Among the lines of this listing, determine how many contain the string "plein". Answer with the number only.

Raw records
☆ ☆ ☆

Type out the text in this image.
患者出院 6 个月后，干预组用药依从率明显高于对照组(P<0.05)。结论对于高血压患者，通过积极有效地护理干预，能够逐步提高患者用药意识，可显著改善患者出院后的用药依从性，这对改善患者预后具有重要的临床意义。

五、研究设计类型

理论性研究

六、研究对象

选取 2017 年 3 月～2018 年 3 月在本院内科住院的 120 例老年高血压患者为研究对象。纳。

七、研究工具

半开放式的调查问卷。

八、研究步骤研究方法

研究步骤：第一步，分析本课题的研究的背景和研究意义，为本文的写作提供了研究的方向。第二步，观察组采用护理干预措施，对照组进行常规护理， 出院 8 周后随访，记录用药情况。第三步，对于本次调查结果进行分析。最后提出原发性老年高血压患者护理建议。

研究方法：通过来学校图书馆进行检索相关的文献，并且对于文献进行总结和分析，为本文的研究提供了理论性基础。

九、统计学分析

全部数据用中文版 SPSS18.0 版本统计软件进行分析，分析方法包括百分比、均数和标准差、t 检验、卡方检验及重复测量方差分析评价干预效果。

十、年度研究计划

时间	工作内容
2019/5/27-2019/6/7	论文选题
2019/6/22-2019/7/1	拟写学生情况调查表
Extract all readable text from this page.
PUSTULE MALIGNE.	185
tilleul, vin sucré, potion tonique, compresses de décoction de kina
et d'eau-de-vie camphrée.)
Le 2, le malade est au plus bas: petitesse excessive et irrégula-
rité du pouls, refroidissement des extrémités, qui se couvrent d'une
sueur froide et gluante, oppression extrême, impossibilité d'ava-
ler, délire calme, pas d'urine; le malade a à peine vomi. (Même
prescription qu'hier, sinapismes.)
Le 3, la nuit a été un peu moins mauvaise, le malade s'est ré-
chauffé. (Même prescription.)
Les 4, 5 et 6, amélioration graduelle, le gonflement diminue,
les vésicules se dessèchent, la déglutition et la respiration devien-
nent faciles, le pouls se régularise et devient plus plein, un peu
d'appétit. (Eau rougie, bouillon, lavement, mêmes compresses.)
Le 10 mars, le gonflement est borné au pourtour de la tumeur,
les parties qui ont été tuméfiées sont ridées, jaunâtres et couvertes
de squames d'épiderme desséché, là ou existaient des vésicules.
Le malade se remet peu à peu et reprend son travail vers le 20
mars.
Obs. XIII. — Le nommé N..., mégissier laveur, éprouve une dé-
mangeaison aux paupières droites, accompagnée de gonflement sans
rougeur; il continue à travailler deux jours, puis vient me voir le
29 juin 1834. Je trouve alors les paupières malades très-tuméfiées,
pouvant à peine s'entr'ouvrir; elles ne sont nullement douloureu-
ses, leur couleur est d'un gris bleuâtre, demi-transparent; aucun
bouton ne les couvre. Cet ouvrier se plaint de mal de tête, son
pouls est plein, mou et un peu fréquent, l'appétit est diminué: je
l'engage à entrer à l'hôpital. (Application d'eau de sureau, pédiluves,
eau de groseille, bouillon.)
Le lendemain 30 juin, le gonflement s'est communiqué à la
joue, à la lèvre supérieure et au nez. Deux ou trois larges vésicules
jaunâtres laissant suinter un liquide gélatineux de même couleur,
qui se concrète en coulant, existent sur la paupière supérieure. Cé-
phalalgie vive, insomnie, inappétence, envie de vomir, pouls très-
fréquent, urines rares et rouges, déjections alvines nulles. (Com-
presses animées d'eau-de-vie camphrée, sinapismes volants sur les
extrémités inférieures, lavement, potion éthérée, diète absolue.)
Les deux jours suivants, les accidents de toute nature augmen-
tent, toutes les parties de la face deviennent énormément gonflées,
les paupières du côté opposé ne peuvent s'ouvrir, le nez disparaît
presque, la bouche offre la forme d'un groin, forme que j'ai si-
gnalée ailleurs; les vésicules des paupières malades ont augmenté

☆ ☆ ☆

RESPONSE BELOW:
2